§ **INPUT RECORDS**
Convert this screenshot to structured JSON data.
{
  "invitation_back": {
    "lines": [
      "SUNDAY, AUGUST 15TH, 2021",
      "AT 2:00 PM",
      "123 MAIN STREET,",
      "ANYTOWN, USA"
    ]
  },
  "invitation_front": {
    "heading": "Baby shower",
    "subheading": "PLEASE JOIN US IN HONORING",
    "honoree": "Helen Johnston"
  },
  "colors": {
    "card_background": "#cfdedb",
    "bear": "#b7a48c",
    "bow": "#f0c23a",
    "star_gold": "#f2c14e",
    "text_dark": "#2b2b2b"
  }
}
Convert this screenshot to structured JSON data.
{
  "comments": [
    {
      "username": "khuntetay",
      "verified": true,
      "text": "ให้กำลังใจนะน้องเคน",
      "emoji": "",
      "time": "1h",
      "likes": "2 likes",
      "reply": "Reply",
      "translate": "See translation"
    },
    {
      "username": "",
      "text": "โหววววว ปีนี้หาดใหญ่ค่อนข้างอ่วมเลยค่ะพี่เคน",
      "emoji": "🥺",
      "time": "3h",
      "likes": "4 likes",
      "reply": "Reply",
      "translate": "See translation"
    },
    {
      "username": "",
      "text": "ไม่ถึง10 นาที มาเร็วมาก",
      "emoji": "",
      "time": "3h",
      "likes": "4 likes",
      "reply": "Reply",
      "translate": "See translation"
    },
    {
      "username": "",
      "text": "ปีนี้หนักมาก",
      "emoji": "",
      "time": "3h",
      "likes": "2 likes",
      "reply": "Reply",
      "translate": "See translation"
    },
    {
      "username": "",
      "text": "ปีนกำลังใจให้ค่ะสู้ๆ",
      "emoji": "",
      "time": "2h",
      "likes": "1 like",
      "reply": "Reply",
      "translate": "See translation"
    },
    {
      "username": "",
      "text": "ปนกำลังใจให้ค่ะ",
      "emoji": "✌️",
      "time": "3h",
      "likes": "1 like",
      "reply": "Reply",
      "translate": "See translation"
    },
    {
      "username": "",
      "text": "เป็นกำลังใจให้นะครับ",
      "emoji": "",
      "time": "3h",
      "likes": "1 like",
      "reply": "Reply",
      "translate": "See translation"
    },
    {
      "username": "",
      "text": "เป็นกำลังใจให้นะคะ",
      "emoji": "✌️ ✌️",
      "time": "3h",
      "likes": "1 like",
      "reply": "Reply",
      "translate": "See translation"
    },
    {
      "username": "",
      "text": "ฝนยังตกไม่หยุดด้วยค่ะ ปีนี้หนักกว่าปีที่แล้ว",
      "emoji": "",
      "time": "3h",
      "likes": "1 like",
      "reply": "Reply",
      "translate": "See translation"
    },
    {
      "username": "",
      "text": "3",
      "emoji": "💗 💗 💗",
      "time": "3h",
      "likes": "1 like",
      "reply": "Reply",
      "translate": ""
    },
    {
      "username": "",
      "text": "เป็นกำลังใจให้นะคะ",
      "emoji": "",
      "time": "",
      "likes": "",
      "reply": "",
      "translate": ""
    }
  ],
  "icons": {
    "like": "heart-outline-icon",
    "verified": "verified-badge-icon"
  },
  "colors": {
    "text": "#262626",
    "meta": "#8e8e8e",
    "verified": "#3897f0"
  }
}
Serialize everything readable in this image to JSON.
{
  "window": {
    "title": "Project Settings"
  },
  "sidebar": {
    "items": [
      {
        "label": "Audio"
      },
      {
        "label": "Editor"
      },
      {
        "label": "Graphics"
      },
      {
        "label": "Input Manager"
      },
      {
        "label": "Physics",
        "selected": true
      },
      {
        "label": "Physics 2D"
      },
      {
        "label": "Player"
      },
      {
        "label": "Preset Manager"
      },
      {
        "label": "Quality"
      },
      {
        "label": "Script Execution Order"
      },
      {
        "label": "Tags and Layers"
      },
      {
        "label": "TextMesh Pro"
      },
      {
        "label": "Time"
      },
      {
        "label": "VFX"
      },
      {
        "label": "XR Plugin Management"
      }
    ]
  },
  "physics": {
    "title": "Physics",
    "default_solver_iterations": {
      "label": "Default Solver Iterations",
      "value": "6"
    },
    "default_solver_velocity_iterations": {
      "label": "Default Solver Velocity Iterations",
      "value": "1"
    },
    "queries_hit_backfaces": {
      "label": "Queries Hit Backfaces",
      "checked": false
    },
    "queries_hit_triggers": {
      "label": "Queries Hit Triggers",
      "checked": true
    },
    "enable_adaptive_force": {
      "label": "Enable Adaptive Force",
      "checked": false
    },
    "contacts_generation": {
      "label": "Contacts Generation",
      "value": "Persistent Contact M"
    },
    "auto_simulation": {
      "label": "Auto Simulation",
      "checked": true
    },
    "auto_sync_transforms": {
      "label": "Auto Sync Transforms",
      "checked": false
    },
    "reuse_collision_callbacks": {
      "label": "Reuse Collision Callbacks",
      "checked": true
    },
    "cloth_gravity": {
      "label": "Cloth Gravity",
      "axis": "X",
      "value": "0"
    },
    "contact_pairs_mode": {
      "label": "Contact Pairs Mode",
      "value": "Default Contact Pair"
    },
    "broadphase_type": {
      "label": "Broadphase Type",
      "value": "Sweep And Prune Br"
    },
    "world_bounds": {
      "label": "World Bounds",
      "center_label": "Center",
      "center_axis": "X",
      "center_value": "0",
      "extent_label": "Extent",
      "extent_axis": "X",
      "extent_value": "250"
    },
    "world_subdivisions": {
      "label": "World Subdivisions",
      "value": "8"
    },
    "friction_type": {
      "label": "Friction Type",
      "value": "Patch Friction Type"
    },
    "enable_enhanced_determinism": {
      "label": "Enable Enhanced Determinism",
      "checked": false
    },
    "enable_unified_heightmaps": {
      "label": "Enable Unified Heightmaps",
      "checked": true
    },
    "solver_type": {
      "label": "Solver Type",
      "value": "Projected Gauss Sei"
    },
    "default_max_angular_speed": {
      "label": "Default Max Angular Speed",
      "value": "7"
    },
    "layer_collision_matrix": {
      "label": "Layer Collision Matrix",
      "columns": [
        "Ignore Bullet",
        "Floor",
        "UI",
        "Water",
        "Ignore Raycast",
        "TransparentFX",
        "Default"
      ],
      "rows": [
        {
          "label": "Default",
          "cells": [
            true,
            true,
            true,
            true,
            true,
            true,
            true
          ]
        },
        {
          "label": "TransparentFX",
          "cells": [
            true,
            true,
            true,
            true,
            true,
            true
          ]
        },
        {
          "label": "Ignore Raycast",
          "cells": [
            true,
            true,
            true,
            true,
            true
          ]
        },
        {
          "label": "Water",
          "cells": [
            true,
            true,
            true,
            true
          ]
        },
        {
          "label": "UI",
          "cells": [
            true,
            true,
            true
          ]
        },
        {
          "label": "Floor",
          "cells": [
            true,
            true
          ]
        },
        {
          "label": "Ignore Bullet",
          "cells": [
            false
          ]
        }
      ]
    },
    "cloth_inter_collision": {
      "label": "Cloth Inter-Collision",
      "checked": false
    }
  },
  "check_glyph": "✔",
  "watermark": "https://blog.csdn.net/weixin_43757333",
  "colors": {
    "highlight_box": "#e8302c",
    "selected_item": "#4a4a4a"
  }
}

§ **EXERCISE REQUIREMENTS**
Every line holding "title" should be copied out.

§ **EXPECTED ANSWER**
    "title": "Project Settings"
    "title": "Physics",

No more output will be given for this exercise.